For the data below, report the number of lines that contain the string "низкобонитетная" and nothing else.

%%

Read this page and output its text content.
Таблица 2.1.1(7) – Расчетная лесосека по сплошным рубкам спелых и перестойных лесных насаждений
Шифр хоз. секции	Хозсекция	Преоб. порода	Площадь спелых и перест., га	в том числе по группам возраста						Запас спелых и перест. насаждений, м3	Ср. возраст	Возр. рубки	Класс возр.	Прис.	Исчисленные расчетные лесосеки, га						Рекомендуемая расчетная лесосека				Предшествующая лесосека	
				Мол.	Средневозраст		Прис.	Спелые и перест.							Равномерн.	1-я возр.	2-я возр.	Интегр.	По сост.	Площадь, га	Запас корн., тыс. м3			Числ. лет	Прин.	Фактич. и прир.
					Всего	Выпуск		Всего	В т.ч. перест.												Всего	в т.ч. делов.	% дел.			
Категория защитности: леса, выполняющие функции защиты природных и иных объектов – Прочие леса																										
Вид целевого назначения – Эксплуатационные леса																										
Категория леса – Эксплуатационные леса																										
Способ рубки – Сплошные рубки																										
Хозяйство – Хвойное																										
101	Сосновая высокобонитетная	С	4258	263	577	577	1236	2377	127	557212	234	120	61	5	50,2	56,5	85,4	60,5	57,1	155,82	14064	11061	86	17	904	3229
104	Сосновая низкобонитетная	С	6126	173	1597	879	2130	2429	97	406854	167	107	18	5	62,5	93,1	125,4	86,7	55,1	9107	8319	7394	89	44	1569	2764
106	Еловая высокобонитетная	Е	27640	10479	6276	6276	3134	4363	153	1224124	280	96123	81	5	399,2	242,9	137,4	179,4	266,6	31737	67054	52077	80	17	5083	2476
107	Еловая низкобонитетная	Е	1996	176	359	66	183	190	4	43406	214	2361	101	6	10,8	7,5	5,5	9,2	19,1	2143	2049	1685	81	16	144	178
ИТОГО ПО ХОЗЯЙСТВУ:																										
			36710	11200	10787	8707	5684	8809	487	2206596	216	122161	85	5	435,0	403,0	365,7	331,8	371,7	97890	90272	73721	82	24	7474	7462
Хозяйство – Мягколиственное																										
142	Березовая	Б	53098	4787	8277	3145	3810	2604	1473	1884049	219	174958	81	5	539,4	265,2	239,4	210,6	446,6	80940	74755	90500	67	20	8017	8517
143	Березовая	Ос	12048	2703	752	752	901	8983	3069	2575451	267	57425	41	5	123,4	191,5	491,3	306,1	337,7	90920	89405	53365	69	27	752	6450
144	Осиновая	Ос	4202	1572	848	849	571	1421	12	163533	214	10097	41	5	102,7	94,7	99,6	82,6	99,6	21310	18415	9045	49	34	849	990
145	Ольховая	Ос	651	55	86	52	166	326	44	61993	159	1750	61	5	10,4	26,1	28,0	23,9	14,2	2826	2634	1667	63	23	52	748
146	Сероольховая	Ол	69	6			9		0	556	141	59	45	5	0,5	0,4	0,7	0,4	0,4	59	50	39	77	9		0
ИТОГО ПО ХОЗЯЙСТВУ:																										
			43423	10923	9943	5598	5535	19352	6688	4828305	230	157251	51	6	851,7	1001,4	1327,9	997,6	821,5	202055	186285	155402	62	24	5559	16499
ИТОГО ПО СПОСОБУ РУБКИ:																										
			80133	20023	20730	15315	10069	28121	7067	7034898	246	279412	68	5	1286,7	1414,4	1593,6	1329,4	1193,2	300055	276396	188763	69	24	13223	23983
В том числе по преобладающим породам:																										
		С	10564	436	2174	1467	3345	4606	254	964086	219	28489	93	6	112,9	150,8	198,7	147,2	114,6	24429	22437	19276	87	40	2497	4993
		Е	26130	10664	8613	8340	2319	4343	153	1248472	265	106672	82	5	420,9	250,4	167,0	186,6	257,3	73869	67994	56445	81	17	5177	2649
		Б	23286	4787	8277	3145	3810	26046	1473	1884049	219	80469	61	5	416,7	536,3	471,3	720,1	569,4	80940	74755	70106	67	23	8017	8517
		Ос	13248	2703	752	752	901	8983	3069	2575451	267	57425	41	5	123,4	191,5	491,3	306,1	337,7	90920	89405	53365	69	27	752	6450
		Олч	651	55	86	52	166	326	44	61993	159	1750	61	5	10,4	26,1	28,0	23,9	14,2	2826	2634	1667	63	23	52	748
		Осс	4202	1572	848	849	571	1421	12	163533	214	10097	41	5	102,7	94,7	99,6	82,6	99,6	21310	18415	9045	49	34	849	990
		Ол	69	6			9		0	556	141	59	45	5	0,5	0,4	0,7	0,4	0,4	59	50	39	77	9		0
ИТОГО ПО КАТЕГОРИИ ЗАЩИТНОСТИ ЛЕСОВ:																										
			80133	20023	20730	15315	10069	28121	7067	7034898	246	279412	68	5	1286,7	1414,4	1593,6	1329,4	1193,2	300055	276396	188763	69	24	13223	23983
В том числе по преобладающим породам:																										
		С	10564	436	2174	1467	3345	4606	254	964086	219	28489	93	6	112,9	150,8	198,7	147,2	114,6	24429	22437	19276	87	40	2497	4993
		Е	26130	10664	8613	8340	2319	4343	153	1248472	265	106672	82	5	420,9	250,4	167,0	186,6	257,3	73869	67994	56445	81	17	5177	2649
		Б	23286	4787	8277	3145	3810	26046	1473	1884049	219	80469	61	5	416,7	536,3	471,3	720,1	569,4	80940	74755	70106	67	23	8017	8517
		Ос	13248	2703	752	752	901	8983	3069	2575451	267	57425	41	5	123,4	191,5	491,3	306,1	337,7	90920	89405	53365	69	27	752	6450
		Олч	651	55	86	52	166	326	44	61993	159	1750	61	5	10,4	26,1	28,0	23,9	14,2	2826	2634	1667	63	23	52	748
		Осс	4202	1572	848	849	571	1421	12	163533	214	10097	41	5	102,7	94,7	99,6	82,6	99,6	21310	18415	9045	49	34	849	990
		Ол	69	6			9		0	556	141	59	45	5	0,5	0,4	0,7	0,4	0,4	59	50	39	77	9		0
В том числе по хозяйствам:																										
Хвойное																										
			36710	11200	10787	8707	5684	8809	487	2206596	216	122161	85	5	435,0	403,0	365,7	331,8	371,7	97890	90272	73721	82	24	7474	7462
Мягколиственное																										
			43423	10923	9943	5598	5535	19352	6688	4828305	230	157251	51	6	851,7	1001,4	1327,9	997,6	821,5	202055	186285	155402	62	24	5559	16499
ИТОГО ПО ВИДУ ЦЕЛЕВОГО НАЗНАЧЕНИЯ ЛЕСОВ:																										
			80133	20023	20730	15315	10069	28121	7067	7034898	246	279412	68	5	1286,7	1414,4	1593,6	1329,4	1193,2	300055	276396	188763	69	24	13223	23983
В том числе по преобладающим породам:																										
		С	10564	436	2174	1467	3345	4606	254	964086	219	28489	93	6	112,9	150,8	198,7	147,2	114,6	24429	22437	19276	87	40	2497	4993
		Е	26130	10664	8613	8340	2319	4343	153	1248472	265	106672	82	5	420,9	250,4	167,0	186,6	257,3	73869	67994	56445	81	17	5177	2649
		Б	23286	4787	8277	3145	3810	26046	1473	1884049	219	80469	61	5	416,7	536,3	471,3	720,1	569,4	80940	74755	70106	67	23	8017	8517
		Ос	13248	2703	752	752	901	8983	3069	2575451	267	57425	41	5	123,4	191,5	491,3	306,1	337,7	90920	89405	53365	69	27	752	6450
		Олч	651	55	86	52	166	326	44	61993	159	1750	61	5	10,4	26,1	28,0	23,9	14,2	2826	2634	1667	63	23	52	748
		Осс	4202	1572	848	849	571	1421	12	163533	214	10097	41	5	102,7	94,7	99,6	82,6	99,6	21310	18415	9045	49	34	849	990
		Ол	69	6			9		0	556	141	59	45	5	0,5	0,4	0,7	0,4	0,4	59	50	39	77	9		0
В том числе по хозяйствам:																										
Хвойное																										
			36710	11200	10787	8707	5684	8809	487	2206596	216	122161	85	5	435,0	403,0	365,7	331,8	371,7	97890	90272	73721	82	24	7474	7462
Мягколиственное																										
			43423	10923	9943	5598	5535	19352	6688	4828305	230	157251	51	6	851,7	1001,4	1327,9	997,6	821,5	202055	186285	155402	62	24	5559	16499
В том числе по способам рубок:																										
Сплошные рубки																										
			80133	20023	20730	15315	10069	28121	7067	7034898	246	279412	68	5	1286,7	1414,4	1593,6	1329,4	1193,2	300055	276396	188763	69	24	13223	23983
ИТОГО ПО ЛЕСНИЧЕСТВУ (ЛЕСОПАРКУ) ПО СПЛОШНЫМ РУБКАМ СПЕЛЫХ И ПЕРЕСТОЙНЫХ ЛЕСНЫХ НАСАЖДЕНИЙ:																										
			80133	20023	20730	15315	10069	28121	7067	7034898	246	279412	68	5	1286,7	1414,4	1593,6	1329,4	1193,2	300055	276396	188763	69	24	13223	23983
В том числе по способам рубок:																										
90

%%

_Solution_
2